What needs to be done:
In the text below about Trappist monks, what time do the monks rise to gather for prayer?

Extracted text:
What brought me to the New Melleray Abbey in Dubuque, Iowa, was the desire to learn from people who had made a lifelong commitment to devout silence. Trappist monks, a branch of the Cistercian order, do not make a vow of total silence, and today there are times when they engage in conversation; but silence is their mother tongue. Saint Benedict, who is credited with founding Western Christian monasticism in the sixth century, most famously at Monte Cassino, southeast of Rome, wrote a document known as the Rule that remains their guide to this day. In the Rule, monks are defined before all else as disciples, and the defining quality of the disciple is "to be silent and listen." Trappists are among the monks known as "contemplatives." Their interaction with the world outside the monastery is minimal. Much of their worship is silent. They study in silence. They work almost entirely in silence. They eat primarily in silence. They pass each other in the monastery corridors without speaking. They retire at 8 pm to separate cells and rise at 3:15 am, when they gather in silence to pray. They avoid idle talk at all times. And even after the morning mass, throughout much of their demanding day, they are discouraged from speaking. Almost everything the Trappist does takes place in silence — is pressed close by its weight, or opens out onto that expanse, depending on how you look at it.

Structured page parsing data:

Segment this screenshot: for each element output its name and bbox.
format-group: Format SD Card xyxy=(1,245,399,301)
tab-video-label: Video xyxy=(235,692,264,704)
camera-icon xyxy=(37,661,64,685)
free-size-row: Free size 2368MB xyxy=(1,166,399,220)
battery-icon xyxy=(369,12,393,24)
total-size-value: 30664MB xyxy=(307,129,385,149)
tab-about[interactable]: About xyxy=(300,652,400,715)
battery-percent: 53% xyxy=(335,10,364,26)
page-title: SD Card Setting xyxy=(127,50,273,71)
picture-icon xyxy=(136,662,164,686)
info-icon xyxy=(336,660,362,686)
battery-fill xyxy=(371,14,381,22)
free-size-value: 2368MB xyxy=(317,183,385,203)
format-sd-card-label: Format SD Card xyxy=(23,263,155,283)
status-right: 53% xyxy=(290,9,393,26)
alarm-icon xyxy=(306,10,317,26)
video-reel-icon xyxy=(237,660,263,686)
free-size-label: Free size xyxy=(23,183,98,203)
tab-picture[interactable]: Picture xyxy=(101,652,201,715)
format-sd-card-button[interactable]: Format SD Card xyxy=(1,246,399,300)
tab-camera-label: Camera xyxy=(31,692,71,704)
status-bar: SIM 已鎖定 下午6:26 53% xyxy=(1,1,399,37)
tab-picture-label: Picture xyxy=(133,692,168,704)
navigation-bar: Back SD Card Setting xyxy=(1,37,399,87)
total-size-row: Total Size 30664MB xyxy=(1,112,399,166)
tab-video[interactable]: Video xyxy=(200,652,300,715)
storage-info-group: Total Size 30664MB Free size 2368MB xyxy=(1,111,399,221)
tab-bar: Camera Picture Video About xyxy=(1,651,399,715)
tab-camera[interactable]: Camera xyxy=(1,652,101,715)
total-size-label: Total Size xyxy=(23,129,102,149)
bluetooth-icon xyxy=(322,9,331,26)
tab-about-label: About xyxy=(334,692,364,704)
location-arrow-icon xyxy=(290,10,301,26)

Written response:
They rise at 3:15 am.